# Stored records:

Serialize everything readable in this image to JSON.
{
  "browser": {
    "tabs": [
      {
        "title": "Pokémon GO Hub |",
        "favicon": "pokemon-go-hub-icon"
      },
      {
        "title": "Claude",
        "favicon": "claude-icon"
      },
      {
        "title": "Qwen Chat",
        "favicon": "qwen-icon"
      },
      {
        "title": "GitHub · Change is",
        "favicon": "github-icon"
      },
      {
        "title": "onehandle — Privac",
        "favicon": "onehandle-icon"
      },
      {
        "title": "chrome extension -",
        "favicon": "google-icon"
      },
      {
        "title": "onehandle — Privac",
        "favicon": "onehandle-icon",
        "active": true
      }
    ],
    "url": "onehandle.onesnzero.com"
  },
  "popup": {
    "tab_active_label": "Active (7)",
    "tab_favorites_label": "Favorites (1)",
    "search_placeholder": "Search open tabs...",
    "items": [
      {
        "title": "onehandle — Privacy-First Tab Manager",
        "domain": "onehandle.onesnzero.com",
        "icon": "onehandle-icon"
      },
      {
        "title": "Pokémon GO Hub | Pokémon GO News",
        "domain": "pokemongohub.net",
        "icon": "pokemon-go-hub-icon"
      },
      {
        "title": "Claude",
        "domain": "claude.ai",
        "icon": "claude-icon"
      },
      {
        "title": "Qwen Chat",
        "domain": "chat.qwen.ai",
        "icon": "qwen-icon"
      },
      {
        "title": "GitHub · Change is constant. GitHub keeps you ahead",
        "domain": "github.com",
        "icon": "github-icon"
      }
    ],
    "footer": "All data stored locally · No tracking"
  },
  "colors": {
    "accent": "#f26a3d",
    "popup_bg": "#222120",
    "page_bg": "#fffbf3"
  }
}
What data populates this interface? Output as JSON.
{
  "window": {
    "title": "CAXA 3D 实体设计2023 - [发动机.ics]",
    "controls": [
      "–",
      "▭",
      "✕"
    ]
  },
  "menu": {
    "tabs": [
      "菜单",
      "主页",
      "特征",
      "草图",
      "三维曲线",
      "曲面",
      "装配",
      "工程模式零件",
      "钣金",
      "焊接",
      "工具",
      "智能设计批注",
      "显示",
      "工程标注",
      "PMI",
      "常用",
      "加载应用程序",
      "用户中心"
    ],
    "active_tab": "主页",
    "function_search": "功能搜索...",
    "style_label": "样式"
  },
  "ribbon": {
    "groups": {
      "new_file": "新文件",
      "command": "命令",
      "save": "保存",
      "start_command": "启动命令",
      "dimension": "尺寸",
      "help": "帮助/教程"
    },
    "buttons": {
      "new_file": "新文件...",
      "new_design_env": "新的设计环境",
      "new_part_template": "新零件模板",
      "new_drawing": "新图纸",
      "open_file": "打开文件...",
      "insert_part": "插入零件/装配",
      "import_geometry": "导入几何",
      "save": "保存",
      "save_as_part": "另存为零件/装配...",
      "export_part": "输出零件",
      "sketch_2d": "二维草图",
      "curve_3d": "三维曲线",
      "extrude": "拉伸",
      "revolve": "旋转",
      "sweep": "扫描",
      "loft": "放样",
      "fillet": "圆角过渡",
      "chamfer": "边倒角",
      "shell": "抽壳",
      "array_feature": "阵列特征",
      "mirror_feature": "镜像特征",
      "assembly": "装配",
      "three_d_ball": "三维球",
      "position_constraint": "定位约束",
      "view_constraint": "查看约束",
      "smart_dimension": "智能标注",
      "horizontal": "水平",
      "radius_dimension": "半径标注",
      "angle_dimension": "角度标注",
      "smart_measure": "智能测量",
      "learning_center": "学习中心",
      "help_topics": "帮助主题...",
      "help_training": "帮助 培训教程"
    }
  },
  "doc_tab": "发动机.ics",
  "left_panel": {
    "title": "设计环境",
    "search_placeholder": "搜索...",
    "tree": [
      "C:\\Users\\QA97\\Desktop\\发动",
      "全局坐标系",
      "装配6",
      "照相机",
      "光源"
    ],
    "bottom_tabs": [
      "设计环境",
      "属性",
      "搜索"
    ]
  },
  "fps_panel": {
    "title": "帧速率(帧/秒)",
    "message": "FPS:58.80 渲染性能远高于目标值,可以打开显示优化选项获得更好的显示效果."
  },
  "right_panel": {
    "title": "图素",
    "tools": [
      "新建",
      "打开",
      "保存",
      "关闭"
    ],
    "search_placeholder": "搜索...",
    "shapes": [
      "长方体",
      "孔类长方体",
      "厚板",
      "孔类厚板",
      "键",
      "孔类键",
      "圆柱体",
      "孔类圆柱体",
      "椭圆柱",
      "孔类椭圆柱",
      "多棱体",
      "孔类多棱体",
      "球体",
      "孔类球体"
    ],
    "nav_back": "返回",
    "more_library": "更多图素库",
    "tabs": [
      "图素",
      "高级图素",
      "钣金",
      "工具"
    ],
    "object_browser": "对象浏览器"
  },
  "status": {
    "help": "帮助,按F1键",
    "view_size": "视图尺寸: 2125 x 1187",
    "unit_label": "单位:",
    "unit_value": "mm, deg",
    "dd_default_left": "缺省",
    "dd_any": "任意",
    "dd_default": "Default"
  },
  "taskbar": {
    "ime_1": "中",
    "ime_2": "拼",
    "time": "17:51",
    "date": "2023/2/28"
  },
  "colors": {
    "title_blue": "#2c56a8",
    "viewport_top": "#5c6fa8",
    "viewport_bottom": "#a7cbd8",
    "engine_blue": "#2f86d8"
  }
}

# Written request:
Every entry must be retyped in full, exactly as given.

# Exercise response:
Serialize everything readable in this image to JSON.
{
  "browser": {
    "tabs": [
      {
        "title": "Pokémon GO Hub |",
        "favicon": "pokemon-go-hub-icon"
      },
      {
        "title": "Claude",
        "favicon": "claude-icon"
      },
      {
        "title": "Qwen Chat",
        "favicon": "qwen-icon"
      },
      {
        "title": "GitHub · Change is",
        "favicon": "github-icon"
      },
      {
        "title": "onehandle — Privac",
        "favicon": "onehandle-icon"
      },
      {
        "title": "chrome extension -",
        "favicon": "google-icon"
      },
      {
        "title": "onehandle — Privac",
        "favicon": "onehandle-icon",
        "active": true
      }
    ],
    "url": "onehandle.onesnzero.com"
  },
  "popup": {
    "tab_active_label": "Active (7)",
    "tab_favorites_label": "Favorites (1)",
    "search_placeholder": "Search open tabs...",
    "items": [
      {
        "title": "onehandle — Privacy-First Tab Manager",
        "domain": "onehandle.onesnzero.com",
        "icon": "onehandle-icon"
      },
      {
        "title": "Pokémon GO Hub | Pokémon GO News",
        "domain": "pokemongohub.net",
        "icon": "pokemon-go-hub-icon"
      },
      {
        "title": "Claude",
        "domain": "claude.ai",
        "icon": "claude-icon"
      },
      {
        "title": "Qwen Chat",
        "domain": "chat.qwen.ai",
        "icon": "qwen-icon"
      },
      {
        "title": "GitHub · Change is constant. GitHub keeps you ahead",
        "domain": "github.com",
        "icon": "github-icon"
      }
    ],
    "footer": "All data stored locally · No tracking"
  },
  "colors": {
    "accent": "#f26a3d",
    "popup_bg": "#222120",
    "page_bg": "#fffbf3"
  }
}
What data populates this interface? Output as JSON.
{
  "window": {
    "title": "CAXA 3D 实体设计2023 - [发动机.ics]",
    "controls": [
      "–",
      "▭",
      "✕"
    ]
  },
  "menu": {
    "tabs": [
      "菜单",
      "主页",
      "特征",
      "草图",
      "三维曲线",
      "曲面",
      "装配",
      "工程模式零件",
      "钣金",
      "焊接",
      "工具",
      "智能设计批注",
      "显示",
      "工程标注",
      "PMI",
      "常用",
      "加载应用程序",
      "用户中心"
    ],
    "active_tab": "主页",
    "function_search": "功能搜索...",
    "style_label": "样式"
  },
  "ribbon": {
    "groups": {
      "new_file": "新文件",
      "command": "命令",
      "save": "保存",
      "start_command": "启动命令",
      "dimension": "尺寸",
      "help": "帮助/教程"
    },
    "buttons": {
      "new_file": "新文件...",
      "new_design_env": "新的设计环境",
      "new_part_template": "新零件模板",
      "new_drawing": "新图纸",
      "open_file": "打开文件...",
      "insert_part": "插入零件/装配",
      "import_geometry": "导入几何",
      "save": "保存",
      "save_as_part": "另存为零件/装配...",
      "export_part": "输出零件",
      "sketch_2d": "二维草图",
      "curve_3d": "三维曲线",
      "extrude": "拉伸",
      "revolve": "旋转",
      "sweep": "扫描",
      "loft": "放样",
      "fillet": "圆角过渡",
      "chamfer": "边倒角",
      "shell": "抽壳",
      "array_feature": "阵列特征",
      "mirror_feature": "镜像特征",
      "assembly": "装配",
      "three_d_ball": "三维球",
      "position_constraint": "定位约束",
      "view_constraint": "查看约束",
      "smart_dimension": "智能标注",
      "horizontal": "水平",
      "radius_dimension": "半径标注",
      "angle_dimension": "角度标注",
      "smart_measure": "智能测量",
      "learning_center": "学习中心",
      "help_topics": "帮助主题...",
      "help_training": "帮助 培训教程"
    }
  },
  "doc_tab": "发动机.ics",
  "left_panel": {
    "title": "设计环境",
    "search_placeholder": "搜索...",
    "tree": [
      "C:\\Users\\QA97\\Desktop\\发动",
      "全局坐标系",
      "装配6",
      "照相机",
      "光源"
    ],
    "bottom_tabs": [
      "设计环境",
      "属性",
      "搜索"
    ]
  },
  "fps_panel": {
    "title": "帧速率(帧/秒)",
    "message": "FPS:58.80 渲染性能远高于目标值,可以打开显示优化选项获得更好的显示效果."
  },
  "right_panel": {
    "title": "图素",
    "tools": [
      "新建",
      "打开",
      "保存",
      "关闭"
    ],
    "search_placeholder": "搜索...",
    "shapes": [
      "长方体",
      "孔类长方体",
      "厚板",
      "孔类厚板",
      "键",
      "孔类键",
      "圆柱体",
      "孔类圆柱体",
      "椭圆柱",
      "孔类椭圆柱",
      "多棱体",
      "孔类多棱体",
      "球体",
      "孔类球体"
    ],
    "nav_back": "返回",
    "more_library": "更多图素库",
    "tabs": [
      "图素",
      "高级图素",
      "钣金",
      "工具"
    ],
    "object_browser": "对象浏览器"
  },
  "status": {
    "help": "帮助,按F1键",
    "view_size": "视图尺寸: 2125 x 1187",
    "unit_label": "单位:",
    "unit_value": "mm, deg",
    "dd_default_left": "缺省",
    "dd_any": "任意",
    "dd_default": "Default"
  },
  "taskbar": {
    "ime_1": "中",
    "ime_2": "拼",
    "time": "17:51",
    "date": "2023/2/28"
  },
  "colors": {
    "title_blue": "#2c56a8",
    "viewport_top": "#5c6fa8",
    "viewport_bottom": "#a7cbd8",
    "engine_blue": "#2f86d8"
  }
}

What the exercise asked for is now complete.